**EXERCISE PROMPT**
Locate each line below that includes "Help" and reproduce it.

• • • • •

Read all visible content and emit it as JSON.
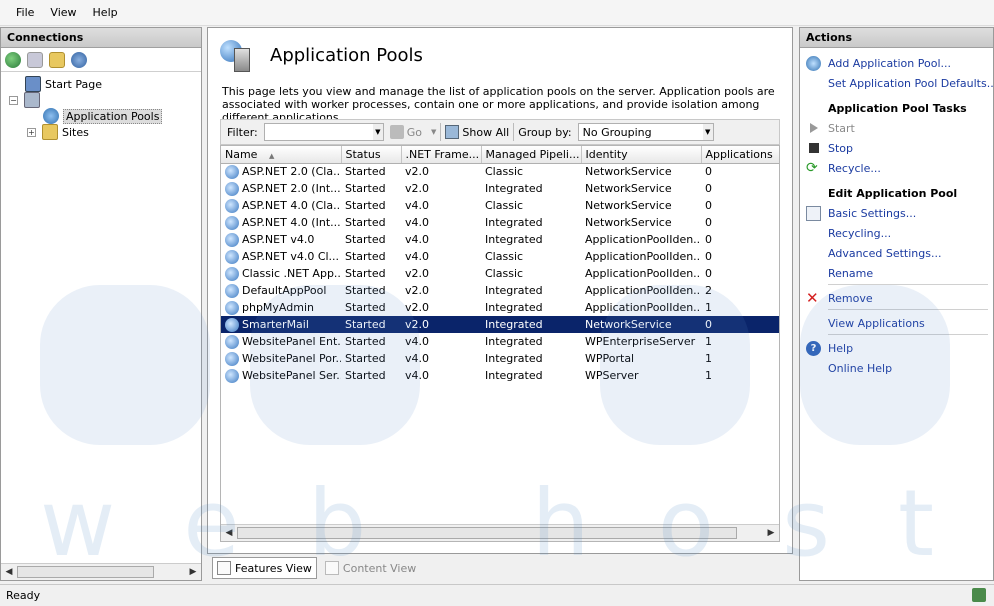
{
  "menu": [
    "File",
    "View",
    "Help"
  ],
  "connections": {
    "title": "Connections",
    "tree": [
      {
        "label": "Start Page"
      },
      {
        "label": ""
      },
      {
        "label": "Application Pools"
      },
      {
        "label": "Sites"
      }
    ]
  },
  "main": {
    "title": "Application Pools",
    "description": "This page lets you view and manage the list of application pools on the server. Application pools are associated with worker processes, contain one or more applications, and provide isolation among different applications.",
    "filter_label": "Filter:",
    "filter_value": "",
    "go_label": "Go",
    "show_all_label": "Show All",
    "group_by_label": "Group by:",
    "group_by_value": "No Grouping",
    "columns": [
      "Name",
      "Status",
      ".NET Frame...",
      "Managed Pipeli...",
      "Identity",
      "Applications"
    ],
    "rows": [
      {
        "name": "ASP.NET 2.0 (Cla...",
        "status": "Started",
        "net": "v2.0",
        "pipeline": "Classic",
        "identity": "NetworkService",
        "apps": "0"
      },
      {
        "name": "ASP.NET 2.0 (Int...",
        "status": "Started",
        "net": "v2.0",
        "pipeline": "Integrated",
        "identity": "NetworkService",
        "apps": "0"
      },
      {
        "name": "ASP.NET 4.0 (Cla...",
        "status": "Started",
        "net": "v4.0",
        "pipeline": "Classic",
        "identity": "NetworkService",
        "apps": "0"
      },
      {
        "name": "ASP.NET 4.0 (Int...",
        "status": "Started",
        "net": "v4.0",
        "pipeline": "Integrated",
        "identity": "NetworkService",
        "apps": "0"
      },
      {
        "name": "ASP.NET v4.0",
        "status": "Started",
        "net": "v4.0",
        "pipeline": "Integrated",
        "identity": "ApplicationPoolIden...",
        "apps": "0"
      },
      {
        "name": "ASP.NET v4.0 Cl...",
        "status": "Started",
        "net": "v4.0",
        "pipeline": "Classic",
        "identity": "ApplicationPoolIden...",
        "apps": "0"
      },
      {
        "name": "Classic .NET App...",
        "status": "Started",
        "net": "v2.0",
        "pipeline": "Classic",
        "identity": "ApplicationPoolIden...",
        "apps": "0"
      },
      {
        "name": "DefaultAppPool",
        "status": "Started",
        "net": "v2.0",
        "pipeline": "Integrated",
        "identity": "ApplicationPoolIden...",
        "apps": "2"
      },
      {
        "name": "phpMyAdmin",
        "status": "Started",
        "net": "v2.0",
        "pipeline": "Integrated",
        "identity": "ApplicationPoolIden...",
        "apps": "1"
      },
      {
        "name": "SmarterMail",
        "status": "Started",
        "net": "v2.0",
        "pipeline": "Integrated",
        "identity": "NetworkService",
        "apps": "0",
        "selected": true
      },
      {
        "name": "WebsitePanel Ent...",
        "status": "Started",
        "net": "v4.0",
        "pipeline": "Integrated",
        "identity": "WPEnterpriseServer",
        "apps": "1"
      },
      {
        "name": "WebsitePanel Por...",
        "status": "Started",
        "net": "v4.0",
        "pipeline": "Integrated",
        "identity": "WPPortal",
        "apps": "1"
      },
      {
        "name": "WebsitePanel Ser...",
        "status": "Started",
        "net": "v4.0",
        "pipeline": "Integrated",
        "identity": "WPServer",
        "apps": "1"
      }
    ],
    "view_tabs": [
      "Features View",
      "Content View"
    ]
  },
  "actions": {
    "title": "Actions",
    "add_pool": "Add Application Pool...",
    "set_defaults": "Set Application Pool Defaults...",
    "tasks_header": "Application Pool Tasks",
    "start": "Start",
    "stop": "Stop",
    "recycle": "Recycle...",
    "edit_header": "Edit Application Pool",
    "basic_settings": "Basic Settings...",
    "recycling": "Recycling...",
    "advanced_settings": "Advanced Settings...",
    "rename": "Rename",
    "remove": "Remove",
    "view_apps": "View Applications",
    "help": "Help",
    "online_help": "Online Help"
  },
  "status": "Ready",
  "watermark": {
    "text": "web hosting"
  },
  "colors": {
    "selection": "#0a246a",
    "link": "#1a3aa0",
    "remove": "#d42020"
  }
}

• • • • •

**EXERCISE RESULT**
    "Help"
    "help": "Help",
    "online_help": "Online Help"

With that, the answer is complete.